-- Start of EXTRACTED RECORDS --

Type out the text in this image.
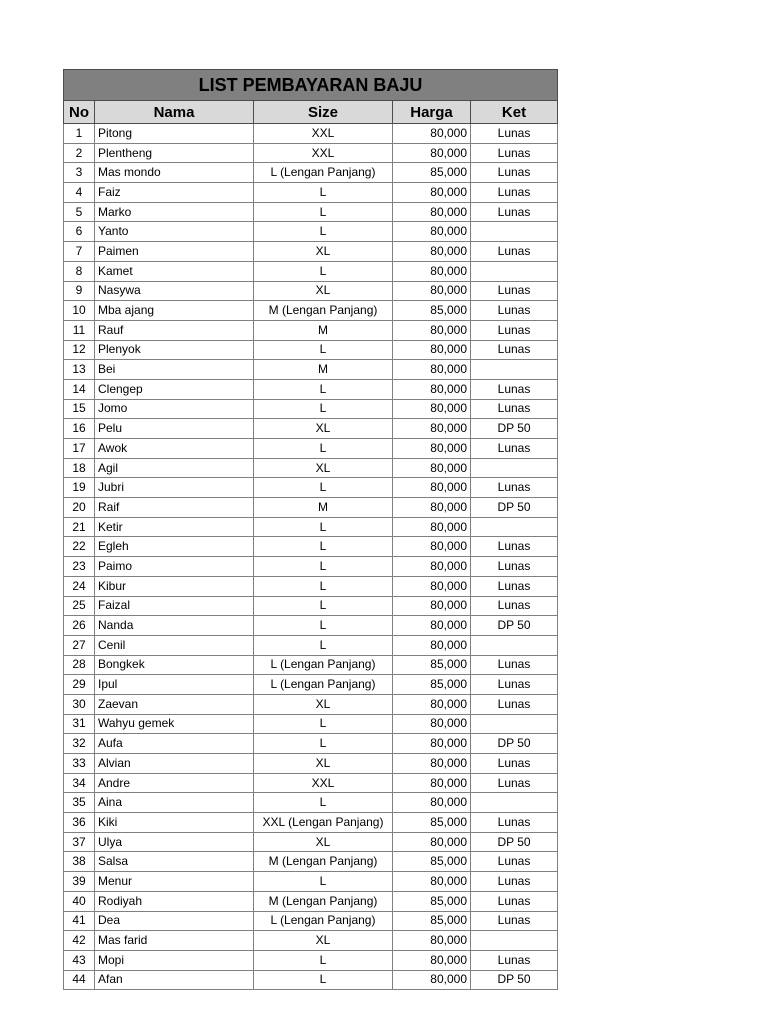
LIST PEMBAYARAN BAJU				
No	Nama	Size	Harga	Ket
1	Pitong	XXL	80,000	Lunas
2	Plentheng	XXL	80,000	Lunas
3	Mas mondo	L (Lengan Panjang)	85,000	Lunas
4	Faiz	L	80,000	Lunas
5	Marko	L	80,000	Lunas
6	Yanto	L	80,000	
7	Paimen	XL	80,000	Lunas
8	Kamet	L	80,000	
9	Nasywa	XL	80,000	Lunas
10	Mba ajang	M (Lengan Panjang)	85,000	Lunas
11	Rauf	M	80,000	Lunas
12	Plenyok	L	80,000	Lunas
13	Bei	M	80,000	
14	Clengep	L	80,000	Lunas
15	Jomo	L	80,000	Lunas
16	Pelu	XL	80,000	DP 50
17	Awok	L	80,000	Lunas
18	Agil	XL	80,000	
19	Jubri	L	80,000	Lunas
20	Raif	M	80,000	DP 50
21	Ketir	L	80,000	
22	Egleh	L	80,000	Lunas
23	Paimo	L	80,000	Lunas
24	Kibur	L	80,000	Lunas
25	Faizal	L	80,000	Lunas
26	Nanda	L	80,000	DP 50
27	Cenil	L	80,000	
28	Bongkek	L (Lengan Panjang)	85,000	Lunas
29	Ipul	L (Lengan Panjang)	85,000	Lunas
30	Zaevan	XL	80,000	Lunas
31	Wahyu gemek	L	80,000	
32	Aufa	L	80,000	DP 50
33	Alvian	XL	80,000	Lunas
34	Andre	XXL	80,000	Lunas
35	Aina	L	80,000	
36	Kiki	XXL (Lengan Panjang)	85,000	Lunas
37	Ulya	XL	80,000	DP 50
38	Salsa	M (Lengan Panjang)	85,000	Lunas
39	Menur	L	80,000	Lunas
40	Rodiyah	M (Lengan Panjang)	85,000	Lunas
41	Dea	L (Lengan Panjang)	85,000	Lunas
42	Mas farid	XL	80,000	
43	Mopi	L	80,000	Lunas
44	Afan	L	80,000	DP 50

-- End of EXTRACTED RECORDS --

#### AIM
Your answer should be a single number: the count of lines holding the word "Panjang".

#### RESULT BELOW
8